What to work on
Write out all the lines again, precisely as they stand, but without the images.

[Recorded data]
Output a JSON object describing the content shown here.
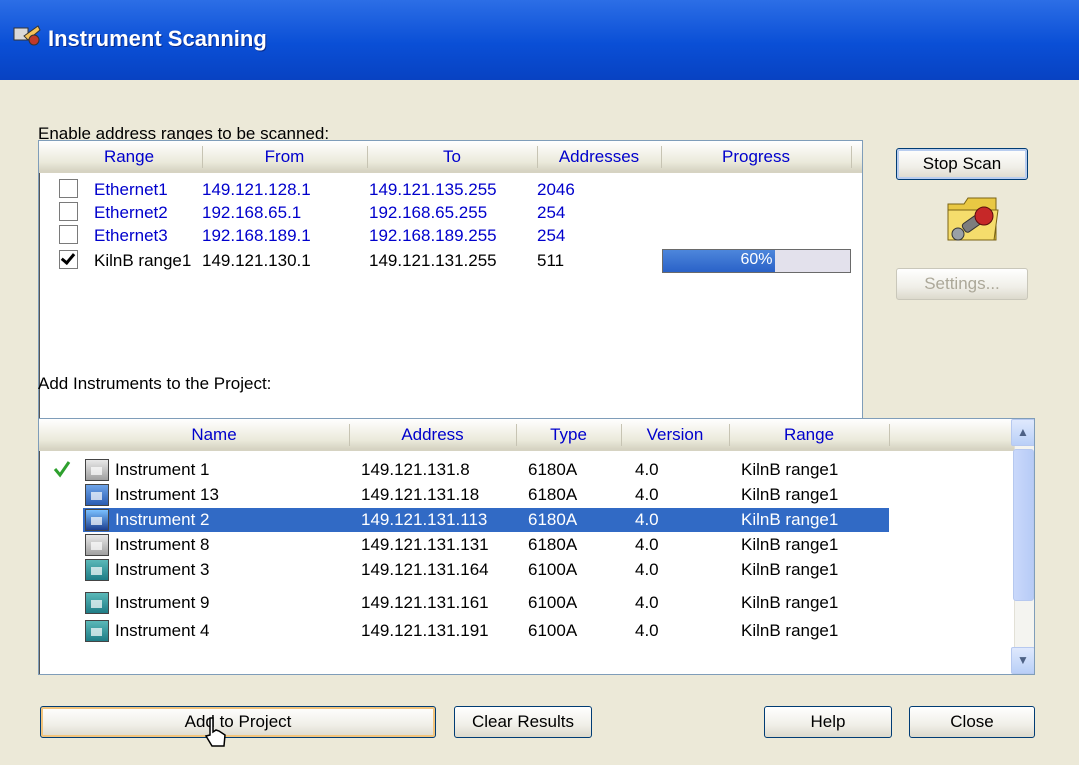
{
  "window": {
    "title": "Instrument Scanning"
  },
  "ranges": {
    "label": "Enable address ranges to be scanned:",
    "columns": [
      "Range",
      "From",
      "To",
      "Addresses",
      "Progress"
    ],
    "rows": [
      {
        "checked": false,
        "range": "Ethernet1",
        "from": "149.121.128.1",
        "to": "149.121.135.255",
        "addresses": "2046",
        "progress": ""
      },
      {
        "checked": false,
        "range": "Ethernet2",
        "from": "192.168.65.1",
        "to": "192.168.65.255",
        "addresses": "254",
        "progress": ""
      },
      {
        "checked": false,
        "range": "Ethernet3",
        "from": "192.168.189.1",
        "to": "192.168.189.255",
        "addresses": "254",
        "progress": ""
      },
      {
        "checked": true,
        "range": "KilnB range1",
        "from": "149.121.130.1",
        "to": "149.121.131.255",
        "addresses": "511",
        "progress": "60%",
        "progress_fraction": 0.6
      }
    ]
  },
  "buttons": {
    "stop_scan": "Stop Scan",
    "settings": "Settings...",
    "add_to_project": "Add to Project",
    "clear_results": "Clear Results",
    "help": "Help",
    "close": "Close"
  },
  "instruments": {
    "label": "Add Instruments to the Project:",
    "columns": [
      "Name",
      "Address",
      "Type",
      "Version",
      "Range"
    ],
    "rows": [
      {
        "added": true,
        "icon": "instrument-gray-icon",
        "name": "Instrument 1",
        "address": "149.121.131.8",
        "type": "6180A",
        "version": "4.0",
        "range": "KilnB range1"
      },
      {
        "added": false,
        "icon": "instrument-blue-icon",
        "name": "Instrument 13",
        "address": "149.121.131.18",
        "type": "6180A",
        "version": "4.0",
        "range": "KilnB range1"
      },
      {
        "added": false,
        "icon": "instrument-color-icon",
        "name": "Instrument 2",
        "address": "149.121.131.113",
        "type": "6180A",
        "version": "4.0",
        "range": "KilnB range1",
        "selected": true
      },
      {
        "added": false,
        "icon": "instrument-gray-icon",
        "name": "Instrument 8",
        "address": "149.121.131.131",
        "type": "6180A",
        "version": "4.0",
        "range": "KilnB range1"
      },
      {
        "added": false,
        "icon": "instrument-teal-icon",
        "name": "Instrument 3",
        "address": "149.121.131.164",
        "type": "6100A",
        "version": "4.0",
        "range": "KilnB range1"
      },
      {
        "added": false,
        "icon": "instrument-teal-icon",
        "name": "Instrument 9",
        "address": "149.121.131.161",
        "type": "6100A",
        "version": "4.0",
        "range": "KilnB range1"
      },
      {
        "added": false,
        "icon": "instrument-teal-icon",
        "name": "Instrument 4",
        "address": "149.121.131.191",
        "type": "6100A",
        "version": "4.0",
        "range": "KilnB range1"
      }
    ]
  },
  "colors": {
    "selection": "#316ac5",
    "header_text": "#0000cc",
    "progress_fill": "#316ac5",
    "checkmark": "#2ea02e"
  }
}
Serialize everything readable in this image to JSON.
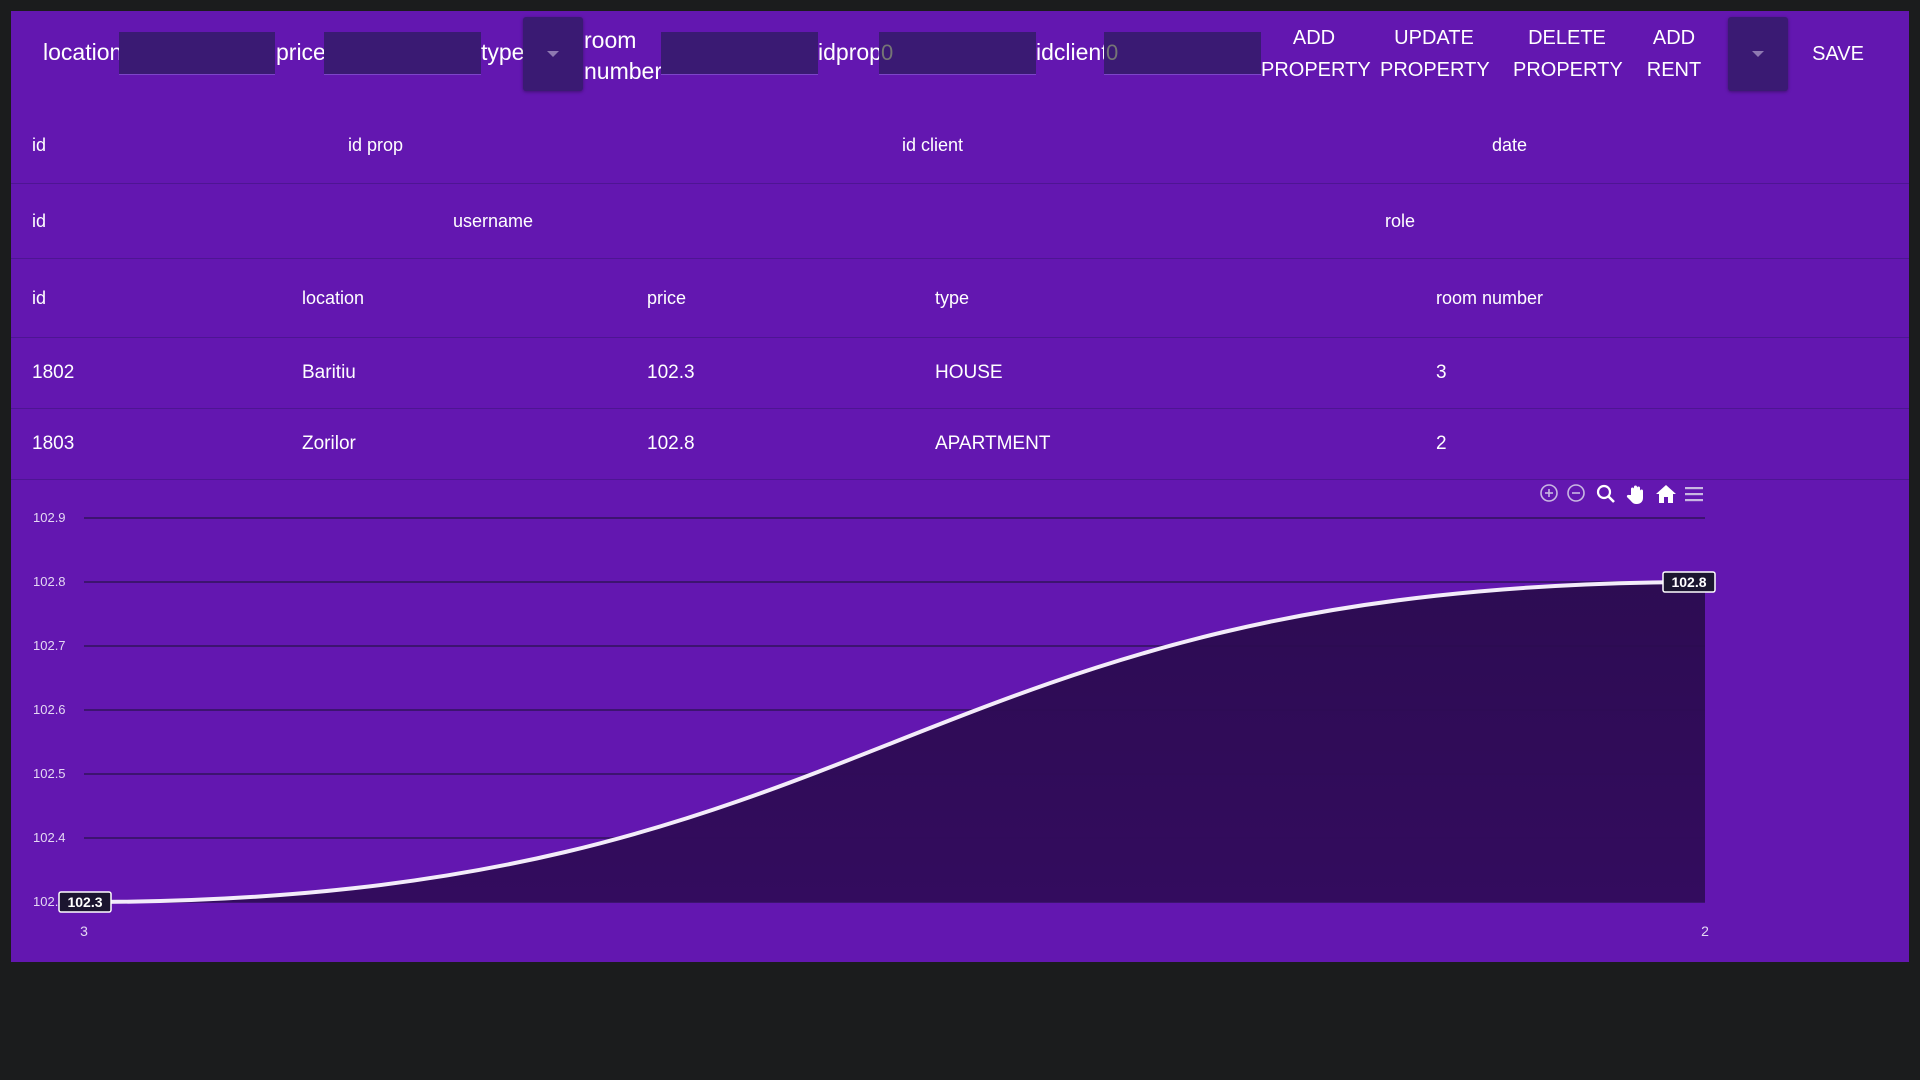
{
  "toolbar": {
    "location_label": "location",
    "price_label": "price",
    "type_label": "type",
    "room_number_label": "room number",
    "idprop_label": "idprop",
    "idprop_value": "0",
    "idclient_label": "idclient",
    "idclient_value": "0",
    "add_property": "ADD PROPERTY",
    "update_property": "UPDATE PROPERTY",
    "delete_property": "DELETE PROPERTY",
    "add_rent": "ADD RENT",
    "save": "SAVE"
  },
  "rent_table": {
    "headers": [
      "id",
      "id prop",
      "id client",
      "date"
    ]
  },
  "user_table": {
    "headers": [
      "id",
      "username",
      "role"
    ]
  },
  "property_table": {
    "headers": [
      "id",
      "location",
      "price",
      "type",
      "room number"
    ],
    "rows": [
      [
        "1802",
        "Baritiu",
        "102.3",
        "HOUSE",
        "3"
      ],
      [
        "1803",
        "Zorilor",
        "102.8",
        "APARTMENT",
        "2"
      ]
    ]
  },
  "chart_toolbar": [
    "zoom-in-icon",
    "zoom-out-icon",
    "selection-zoom-icon",
    "pan-icon",
    "reset-home-icon",
    "menu-icon"
  ],
  "colors": {
    "panel": "#6317b0",
    "input": "#3a1a73",
    "page": "#1b1c1d",
    "area": "#2d0e55"
  },
  "chart_data": {
    "type": "area",
    "categories": [
      "3",
      "2"
    ],
    "series": [
      {
        "values": [
          102.3,
          102.8
        ]
      }
    ],
    "data_labels": [
      "102.3",
      "102.8"
    ],
    "y_ticks": [
      "102.9",
      "102.8",
      "102.7",
      "102.6",
      "102.5",
      "102.4",
      "102.3"
    ],
    "ylim": [
      102.3,
      102.9
    ],
    "grid": true,
    "curve": "smooth"
  }
}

Response below
Output a JSON object describing the content shown here.
{
  "window": {
    "title": "Instrument Scanning"
  },
  "ranges": {
    "label": "Enable address ranges to be scanned:",
    "columns": [
      "Range",
      "From",
      "To",
      "Addresses",
      "Progress"
    ],
    "rows": [
      {
        "checked": false,
        "range": "Ethernet1",
        "from": "149.121.128.1",
        "to": "149.121.135.255",
        "addresses": "2046",
        "progress": ""
      },
      {
        "checked": false,
        "range": "Ethernet2",
        "from": "192.168.65.1",
        "to": "192.168.65.255",
        "addresses": "254",
        "progress": ""
      },
      {
        "checked": false,
        "range": "Ethernet3",
        "from": "192.168.189.1",
        "to": "192.168.189.255",
        "addresses": "254",
        "progress": ""
      },
      {
        "checked": true,
        "range": "KilnB range1",
        "from": "149.121.130.1",
        "to": "149.121.131.255",
        "addresses": "511",
        "progress": "60%",
        "progress_fraction": 0.6
      }
    ]
  },
  "buttons": {
    "stop_scan": "Stop Scan",
    "settings": "Settings...",
    "add_to_project": "Add to Project",
    "clear_results": "Clear Results",
    "help": "Help",
    "close": "Close"
  },
  "instruments": {
    "label": "Add Instruments to the Project:",
    "columns": [
      "Name",
      "Address",
      "Type",
      "Version",
      "Range"
    ],
    "rows": [
      {
        "added": true,
        "icon": "instrument-gray-icon",
        "name": "Instrument 1",
        "address": "149.121.131.8",
        "type": "6180A",
        "version": "4.0",
        "range": "KilnB range1"
      },
      {
        "added": false,
        "icon": "instrument-blue-icon",
        "name": "Instrument 13",
        "address": "149.121.131.18",
        "type": "6180A",
        "version": "4.0",
        "range": "KilnB range1"
      },
      {
        "added": false,
        "icon": "instrument-color-icon",
        "name": "Instrument 2",
        "address": "149.121.131.113",
        "type": "6180A",
        "version": "4.0",
        "range": "KilnB range1",
        "selected": true
      },
      {
        "added": false,
        "icon": "instrument-gray-icon",
        "name": "Instrument 8",
        "address": "149.121.131.131",
        "type": "6180A",
        "version": "4.0",
        "range": "KilnB range1"
      },
      {
        "added": false,
        "icon": "instrument-teal-icon",
        "name": "Instrument 3",
        "address": "149.121.131.164",
        "type": "6100A",
        "version": "4.0",
        "range": "KilnB range1"
      },
      {
        "added": false,
        "icon": "instrument-teal-icon",
        "name": "Instrument 9",
        "address": "149.121.131.161",
        "type": "6100A",
        "version": "4.0",
        "range": "KilnB range1"
      },
      {
        "added": false,
        "icon": "instrument-teal-icon",
        "name": "Instrument 4",
        "address": "149.121.131.191",
        "type": "6100A",
        "version": "4.0",
        "range": "KilnB range1"
      }
    ]
  },
  "colors": {
    "selection": "#316ac5",
    "header_text": "#0000cc",
    "progress_fill": "#316ac5",
    "checkmark": "#2ea02e"
  }
}
Serialize everything readable in this image to JSON.
{
  "toolbar": {
    "location_label": "location",
    "price_label": "price",
    "type_label": "type",
    "room_number_label": "room number",
    "idprop_label": "idprop",
    "idprop_value": "0",
    "idclient_label": "idclient",
    "idclient_value": "0",
    "add_property": "ADD PROPERTY",
    "update_property": "UPDATE PROPERTY",
    "delete_property": "DELETE PROPERTY",
    "add_rent": "ADD RENT",
    "save": "SAVE"
  },
  "rent_table": {
    "headers": [
      "id",
      "id prop",
      "id client",
      "date"
    ]
  },
  "user_table": {
    "headers": [
      "id",
      "username",
      "role"
    ]
  },
  "property_table": {
    "headers": [
      "id",
      "location",
      "price",
      "type",
      "room number"
    ],
    "rows": [
      [
        "1802",
        "Baritiu",
        "102.3",
        "HOUSE",
        "3"
      ],
      [
        "1803",
        "Zorilor",
        "102.8",
        "APARTMENT",
        "2"
      ]
    ]
  },
  "chart_toolbar": [
    "zoom-in-icon",
    "zoom-out-icon",
    "selection-zoom-icon",
    "pan-icon",
    "reset-home-icon",
    "menu-icon"
  ],
  "colors": {
    "panel": "#6317b0",
    "input": "#3a1a73",
    "page": "#1b1c1d",
    "area": "#2d0e55"
  },
  "chart_data": {
    "type": "area",
    "categories": [
      "3",
      "2"
    ],
    "series": [
      {
        "values": [
          102.3,
          102.8
        ]
      }
    ],
    "data_labels": [
      "102.3",
      "102.8"
    ],
    "y_ticks": [
      "102.9",
      "102.8",
      "102.7",
      "102.6",
      "102.5",
      "102.4",
      "102.3"
    ],
    "ylim": [
      102.3,
      102.9
    ],
    "grid": true,
    "curve": "smooth"
  }
}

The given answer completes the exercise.